====== Rows

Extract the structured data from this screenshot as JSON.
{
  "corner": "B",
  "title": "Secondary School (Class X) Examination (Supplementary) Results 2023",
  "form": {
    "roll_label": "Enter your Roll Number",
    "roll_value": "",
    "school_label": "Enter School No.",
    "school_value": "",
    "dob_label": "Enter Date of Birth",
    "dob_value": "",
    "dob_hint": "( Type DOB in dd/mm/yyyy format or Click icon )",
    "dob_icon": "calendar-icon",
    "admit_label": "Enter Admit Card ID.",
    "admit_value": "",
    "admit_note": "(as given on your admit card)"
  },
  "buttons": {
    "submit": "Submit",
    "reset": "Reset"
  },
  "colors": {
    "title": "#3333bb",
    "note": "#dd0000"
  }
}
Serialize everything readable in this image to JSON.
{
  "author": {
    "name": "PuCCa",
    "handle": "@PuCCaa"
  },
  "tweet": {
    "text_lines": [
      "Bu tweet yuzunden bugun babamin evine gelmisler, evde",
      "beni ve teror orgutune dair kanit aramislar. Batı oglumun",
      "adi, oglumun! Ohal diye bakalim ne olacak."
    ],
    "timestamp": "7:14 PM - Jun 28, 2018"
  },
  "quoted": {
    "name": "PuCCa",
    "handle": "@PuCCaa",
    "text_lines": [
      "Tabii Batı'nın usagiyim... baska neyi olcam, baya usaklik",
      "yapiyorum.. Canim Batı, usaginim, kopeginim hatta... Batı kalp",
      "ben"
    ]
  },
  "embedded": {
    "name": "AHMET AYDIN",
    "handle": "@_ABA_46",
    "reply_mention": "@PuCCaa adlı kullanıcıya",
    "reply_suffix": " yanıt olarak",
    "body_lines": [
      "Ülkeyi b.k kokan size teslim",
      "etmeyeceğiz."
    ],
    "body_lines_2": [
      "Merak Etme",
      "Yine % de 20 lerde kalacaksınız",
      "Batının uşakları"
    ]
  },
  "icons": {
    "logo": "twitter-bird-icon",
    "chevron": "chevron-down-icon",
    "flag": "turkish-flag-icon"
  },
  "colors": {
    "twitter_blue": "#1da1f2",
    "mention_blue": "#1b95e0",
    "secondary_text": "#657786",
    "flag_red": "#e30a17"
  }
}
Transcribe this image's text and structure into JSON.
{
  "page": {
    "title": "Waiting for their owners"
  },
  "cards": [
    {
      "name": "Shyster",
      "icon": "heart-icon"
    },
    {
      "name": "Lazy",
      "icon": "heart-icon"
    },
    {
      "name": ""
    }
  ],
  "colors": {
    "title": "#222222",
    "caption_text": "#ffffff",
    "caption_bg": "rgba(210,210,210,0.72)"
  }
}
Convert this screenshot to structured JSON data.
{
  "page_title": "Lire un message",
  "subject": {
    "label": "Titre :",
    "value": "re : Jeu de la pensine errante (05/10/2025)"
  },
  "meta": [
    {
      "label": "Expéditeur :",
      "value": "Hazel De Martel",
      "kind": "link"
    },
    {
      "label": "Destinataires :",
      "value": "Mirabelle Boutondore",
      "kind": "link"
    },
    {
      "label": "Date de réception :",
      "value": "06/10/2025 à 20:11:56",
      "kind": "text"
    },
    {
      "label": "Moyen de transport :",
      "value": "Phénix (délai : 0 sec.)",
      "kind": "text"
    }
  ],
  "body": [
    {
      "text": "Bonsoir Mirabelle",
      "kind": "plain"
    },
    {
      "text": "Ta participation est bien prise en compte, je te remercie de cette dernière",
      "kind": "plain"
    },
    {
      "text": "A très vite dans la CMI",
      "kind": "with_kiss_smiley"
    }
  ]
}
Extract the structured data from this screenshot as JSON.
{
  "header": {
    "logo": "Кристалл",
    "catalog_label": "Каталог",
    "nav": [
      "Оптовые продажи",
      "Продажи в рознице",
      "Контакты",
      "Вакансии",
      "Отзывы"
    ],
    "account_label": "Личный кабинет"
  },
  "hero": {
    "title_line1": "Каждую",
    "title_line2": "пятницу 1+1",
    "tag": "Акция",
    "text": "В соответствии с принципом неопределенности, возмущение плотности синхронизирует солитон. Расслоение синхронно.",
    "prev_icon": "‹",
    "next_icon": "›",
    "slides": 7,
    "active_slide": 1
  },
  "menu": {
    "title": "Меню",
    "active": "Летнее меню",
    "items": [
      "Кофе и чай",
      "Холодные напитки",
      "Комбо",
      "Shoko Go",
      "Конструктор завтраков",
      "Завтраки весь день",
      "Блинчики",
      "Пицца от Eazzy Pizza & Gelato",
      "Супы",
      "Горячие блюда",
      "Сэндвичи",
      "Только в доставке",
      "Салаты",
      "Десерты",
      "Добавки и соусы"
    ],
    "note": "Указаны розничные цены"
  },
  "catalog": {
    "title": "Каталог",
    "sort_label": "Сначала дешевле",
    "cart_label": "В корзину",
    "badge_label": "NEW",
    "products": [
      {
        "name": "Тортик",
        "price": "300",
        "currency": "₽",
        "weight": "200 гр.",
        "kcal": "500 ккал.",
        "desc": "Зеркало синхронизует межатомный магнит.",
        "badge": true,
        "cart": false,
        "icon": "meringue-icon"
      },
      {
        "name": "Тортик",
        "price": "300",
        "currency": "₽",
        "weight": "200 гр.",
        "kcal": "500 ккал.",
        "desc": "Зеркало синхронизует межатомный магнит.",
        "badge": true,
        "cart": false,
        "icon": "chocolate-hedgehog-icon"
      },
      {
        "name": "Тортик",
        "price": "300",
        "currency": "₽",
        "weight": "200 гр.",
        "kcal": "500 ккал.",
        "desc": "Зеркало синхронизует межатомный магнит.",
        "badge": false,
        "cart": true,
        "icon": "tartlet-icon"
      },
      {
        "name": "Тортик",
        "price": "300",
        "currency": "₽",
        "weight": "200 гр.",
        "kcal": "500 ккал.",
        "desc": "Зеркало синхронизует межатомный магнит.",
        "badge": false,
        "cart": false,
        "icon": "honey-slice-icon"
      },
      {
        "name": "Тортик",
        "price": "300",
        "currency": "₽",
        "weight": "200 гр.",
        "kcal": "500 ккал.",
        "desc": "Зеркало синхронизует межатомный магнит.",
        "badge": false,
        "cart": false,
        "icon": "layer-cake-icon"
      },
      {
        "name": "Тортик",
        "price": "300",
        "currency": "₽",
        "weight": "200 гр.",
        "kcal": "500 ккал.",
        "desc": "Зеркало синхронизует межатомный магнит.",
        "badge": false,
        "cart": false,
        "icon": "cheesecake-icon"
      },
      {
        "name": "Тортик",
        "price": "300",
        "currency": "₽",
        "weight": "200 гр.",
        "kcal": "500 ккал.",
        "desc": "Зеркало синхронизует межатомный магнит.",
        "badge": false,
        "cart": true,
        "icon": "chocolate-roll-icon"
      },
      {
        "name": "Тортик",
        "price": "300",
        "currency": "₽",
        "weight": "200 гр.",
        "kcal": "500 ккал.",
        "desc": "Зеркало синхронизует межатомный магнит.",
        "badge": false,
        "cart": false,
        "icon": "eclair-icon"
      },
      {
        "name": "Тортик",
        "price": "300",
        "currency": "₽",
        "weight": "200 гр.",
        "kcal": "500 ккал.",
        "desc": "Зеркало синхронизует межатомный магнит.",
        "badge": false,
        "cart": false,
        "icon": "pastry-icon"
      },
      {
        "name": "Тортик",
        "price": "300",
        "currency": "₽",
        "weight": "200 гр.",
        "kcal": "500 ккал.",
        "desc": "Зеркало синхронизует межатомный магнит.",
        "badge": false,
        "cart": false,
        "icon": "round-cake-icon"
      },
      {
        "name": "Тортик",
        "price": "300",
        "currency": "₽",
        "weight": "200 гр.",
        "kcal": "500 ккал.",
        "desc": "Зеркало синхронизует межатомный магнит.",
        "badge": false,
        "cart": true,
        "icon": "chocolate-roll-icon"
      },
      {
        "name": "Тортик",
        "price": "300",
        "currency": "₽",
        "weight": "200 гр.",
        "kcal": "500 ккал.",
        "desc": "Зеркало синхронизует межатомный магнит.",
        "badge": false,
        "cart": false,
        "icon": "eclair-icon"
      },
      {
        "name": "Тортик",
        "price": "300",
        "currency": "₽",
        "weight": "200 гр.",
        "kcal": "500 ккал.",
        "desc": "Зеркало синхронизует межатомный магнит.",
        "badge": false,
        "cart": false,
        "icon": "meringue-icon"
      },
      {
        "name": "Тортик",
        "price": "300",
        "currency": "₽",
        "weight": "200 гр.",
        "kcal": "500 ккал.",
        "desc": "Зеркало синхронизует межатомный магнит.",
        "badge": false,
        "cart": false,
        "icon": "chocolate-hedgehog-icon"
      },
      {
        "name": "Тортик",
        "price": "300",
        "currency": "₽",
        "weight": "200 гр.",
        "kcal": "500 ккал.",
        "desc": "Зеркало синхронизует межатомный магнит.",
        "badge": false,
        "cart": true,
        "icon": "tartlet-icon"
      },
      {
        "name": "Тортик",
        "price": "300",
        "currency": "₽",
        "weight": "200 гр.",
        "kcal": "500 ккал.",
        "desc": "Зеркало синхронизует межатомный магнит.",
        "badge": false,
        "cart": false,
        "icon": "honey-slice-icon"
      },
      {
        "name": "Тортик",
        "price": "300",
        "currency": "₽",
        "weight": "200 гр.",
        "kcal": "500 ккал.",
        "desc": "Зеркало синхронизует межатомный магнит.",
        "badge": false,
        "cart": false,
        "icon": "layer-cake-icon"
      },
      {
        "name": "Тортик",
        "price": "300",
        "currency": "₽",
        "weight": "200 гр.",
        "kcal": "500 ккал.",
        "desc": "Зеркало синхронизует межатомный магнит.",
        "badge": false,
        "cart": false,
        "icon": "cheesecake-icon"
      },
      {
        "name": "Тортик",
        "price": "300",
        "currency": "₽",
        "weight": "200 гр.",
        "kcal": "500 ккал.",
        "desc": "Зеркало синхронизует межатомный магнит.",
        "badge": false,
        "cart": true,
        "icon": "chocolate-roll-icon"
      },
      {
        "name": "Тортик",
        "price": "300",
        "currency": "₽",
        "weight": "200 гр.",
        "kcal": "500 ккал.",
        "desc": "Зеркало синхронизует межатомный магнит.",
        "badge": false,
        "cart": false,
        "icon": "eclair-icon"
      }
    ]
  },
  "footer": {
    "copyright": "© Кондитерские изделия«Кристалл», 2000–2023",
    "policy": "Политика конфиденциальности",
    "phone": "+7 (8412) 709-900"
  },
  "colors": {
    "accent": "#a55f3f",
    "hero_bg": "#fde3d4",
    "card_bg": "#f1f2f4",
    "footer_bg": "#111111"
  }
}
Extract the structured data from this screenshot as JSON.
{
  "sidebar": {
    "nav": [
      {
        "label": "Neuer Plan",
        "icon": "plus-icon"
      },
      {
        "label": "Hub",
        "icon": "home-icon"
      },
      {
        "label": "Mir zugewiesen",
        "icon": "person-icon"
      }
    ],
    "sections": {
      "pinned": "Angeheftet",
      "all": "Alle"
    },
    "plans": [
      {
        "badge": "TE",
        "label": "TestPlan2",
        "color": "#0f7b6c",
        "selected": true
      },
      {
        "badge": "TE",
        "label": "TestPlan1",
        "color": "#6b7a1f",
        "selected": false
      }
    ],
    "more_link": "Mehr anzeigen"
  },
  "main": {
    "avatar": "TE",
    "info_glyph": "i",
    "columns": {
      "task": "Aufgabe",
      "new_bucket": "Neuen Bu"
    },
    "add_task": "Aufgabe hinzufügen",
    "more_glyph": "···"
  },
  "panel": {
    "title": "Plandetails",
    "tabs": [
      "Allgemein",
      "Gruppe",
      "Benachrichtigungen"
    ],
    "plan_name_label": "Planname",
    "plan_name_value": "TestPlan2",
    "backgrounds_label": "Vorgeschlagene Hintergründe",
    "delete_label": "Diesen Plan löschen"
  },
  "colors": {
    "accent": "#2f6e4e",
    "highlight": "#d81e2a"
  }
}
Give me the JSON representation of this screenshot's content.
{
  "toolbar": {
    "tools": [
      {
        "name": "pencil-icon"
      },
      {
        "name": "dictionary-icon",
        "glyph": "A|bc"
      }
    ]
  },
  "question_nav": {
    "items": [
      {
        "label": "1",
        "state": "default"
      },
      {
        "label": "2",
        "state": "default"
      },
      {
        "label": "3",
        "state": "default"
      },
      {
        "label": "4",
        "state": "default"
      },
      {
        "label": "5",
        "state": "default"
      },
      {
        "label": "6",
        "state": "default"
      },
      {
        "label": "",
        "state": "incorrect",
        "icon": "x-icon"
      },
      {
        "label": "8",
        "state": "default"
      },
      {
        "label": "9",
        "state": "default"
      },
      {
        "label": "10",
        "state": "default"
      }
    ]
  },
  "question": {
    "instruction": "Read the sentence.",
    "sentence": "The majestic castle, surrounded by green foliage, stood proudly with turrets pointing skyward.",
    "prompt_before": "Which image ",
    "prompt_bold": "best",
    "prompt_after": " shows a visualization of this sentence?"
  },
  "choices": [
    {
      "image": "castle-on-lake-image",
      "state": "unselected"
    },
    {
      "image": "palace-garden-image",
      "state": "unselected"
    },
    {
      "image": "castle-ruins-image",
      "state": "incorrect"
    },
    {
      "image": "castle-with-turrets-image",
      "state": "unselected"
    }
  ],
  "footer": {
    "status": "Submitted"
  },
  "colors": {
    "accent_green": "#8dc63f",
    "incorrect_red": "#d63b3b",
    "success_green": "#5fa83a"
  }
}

============

> **Given exercise**:
Copy every line above in which the string "Каталог" shows up.

> **In response**:
    "catalog_label": "Каталог",
    "title": "Каталог",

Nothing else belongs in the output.